** Opening Information block **

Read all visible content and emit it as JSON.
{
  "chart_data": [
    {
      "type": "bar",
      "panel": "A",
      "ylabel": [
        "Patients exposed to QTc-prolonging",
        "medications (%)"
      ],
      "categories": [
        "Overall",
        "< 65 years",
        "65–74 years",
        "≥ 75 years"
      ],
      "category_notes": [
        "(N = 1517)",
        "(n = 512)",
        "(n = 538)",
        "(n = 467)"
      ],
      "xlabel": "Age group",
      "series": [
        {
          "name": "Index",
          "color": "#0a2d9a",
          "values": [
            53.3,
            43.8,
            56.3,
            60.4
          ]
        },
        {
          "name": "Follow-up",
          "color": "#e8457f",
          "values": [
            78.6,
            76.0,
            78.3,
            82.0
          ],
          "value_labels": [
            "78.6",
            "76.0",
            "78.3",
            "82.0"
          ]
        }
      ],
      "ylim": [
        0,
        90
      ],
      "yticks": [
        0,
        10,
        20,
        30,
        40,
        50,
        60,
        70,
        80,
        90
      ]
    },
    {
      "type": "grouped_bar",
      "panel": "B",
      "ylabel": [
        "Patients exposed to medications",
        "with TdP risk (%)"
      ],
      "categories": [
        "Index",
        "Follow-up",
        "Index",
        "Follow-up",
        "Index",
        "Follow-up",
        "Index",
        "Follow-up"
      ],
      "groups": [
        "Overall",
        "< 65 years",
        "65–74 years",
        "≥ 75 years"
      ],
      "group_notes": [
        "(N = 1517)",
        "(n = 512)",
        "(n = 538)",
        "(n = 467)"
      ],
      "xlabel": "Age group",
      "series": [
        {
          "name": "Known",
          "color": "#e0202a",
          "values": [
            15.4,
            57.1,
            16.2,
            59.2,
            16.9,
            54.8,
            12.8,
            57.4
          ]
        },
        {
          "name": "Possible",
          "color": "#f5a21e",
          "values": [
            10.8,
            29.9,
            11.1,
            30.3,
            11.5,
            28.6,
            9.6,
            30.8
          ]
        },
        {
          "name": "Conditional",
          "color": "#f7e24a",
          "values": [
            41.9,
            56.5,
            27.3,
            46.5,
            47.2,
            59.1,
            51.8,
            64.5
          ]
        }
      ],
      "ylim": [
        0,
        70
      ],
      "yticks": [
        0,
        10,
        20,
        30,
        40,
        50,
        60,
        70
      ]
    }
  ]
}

** Closing Information block **

● The task: Each record above needs to be given again exactly as written.

● Answer for this exercise:
Read all visible content and emit it as JSON.
{
  "chart_data": [
    {
      "type": "bar",
      "panel": "A",
      "ylabel": [
        "Patients exposed to QTc-prolonging",
        "medications (%)"
      ],
      "categories": [
        "Overall",
        "< 65 years",
        "65–74 years",
        "≥ 75 years"
      ],
      "category_notes": [
        "(N = 1517)",
        "(n = 512)",
        "(n = 538)",
        "(n = 467)"
      ],
      "xlabel": "Age group",
      "series": [
        {
          "name": "Index",
          "color": "#0a2d9a",
          "values": [
            53.3,
            43.8,
            56.3,
            60.4
          ]
        },
        {
          "name": "Follow-up",
          "color": "#e8457f",
          "values": [
            78.6,
            76.0,
            78.3,
            82.0
          ],
          "value_labels": [
            "78.6",
            "76.0",
            "78.3",
            "82.0"
          ]
        }
      ],
      "ylim": [
        0,
        90
      ],
      "yticks": [
        0,
        10,
        20,
        30,
        40,
        50,
        60,
        70,
        80,
        90
      ]
    },
    {
      "type": "grouped_bar",
      "panel": "B",
      "ylabel": [
        "Patients exposed to medications",
        "with TdP risk (%)"
      ],
      "categories": [
        "Index",
        "Follow-up",
        "Index",
        "Follow-up",
        "Index",
        "Follow-up",
        "Index",
        "Follow-up"
      ],
      "groups": [
        "Overall",
        "< 65 years",
        "65–74 years",
        "≥ 75 years"
      ],
      "group_notes": [
        "(N = 1517)",
        "(n = 512)",
        "(n = 538)",
        "(n = 467)"
      ],
      "xlabel": "Age group",
      "series": [
        {
          "name": "Known",
          "color": "#e0202a",
          "values": [
            15.4,
            57.1,
            16.2,
            59.2,
            16.9,
            54.8,
            12.8,
            57.4
          ]
        },
        {
          "name": "Possible",
          "color": "#f5a21e",
          "values": [
            10.8,
            29.9,
            11.1,
            30.3,
            11.5,
            28.6,
            9.6,
            30.8
          ]
        },
        {
          "name": "Conditional",
          "color": "#f7e24a",
          "values": [
            41.9,
            56.5,
            27.3,
            46.5,
            47.2,
            59.1,
            51.8,
            64.5
          ]
        }
      ],
      "ylim": [
        0,
        70
      ],
      "yticks": [
        0,
        10,
        20,
        30,
        40,
        50,
        60,
        70
      ]
    }
  ]
}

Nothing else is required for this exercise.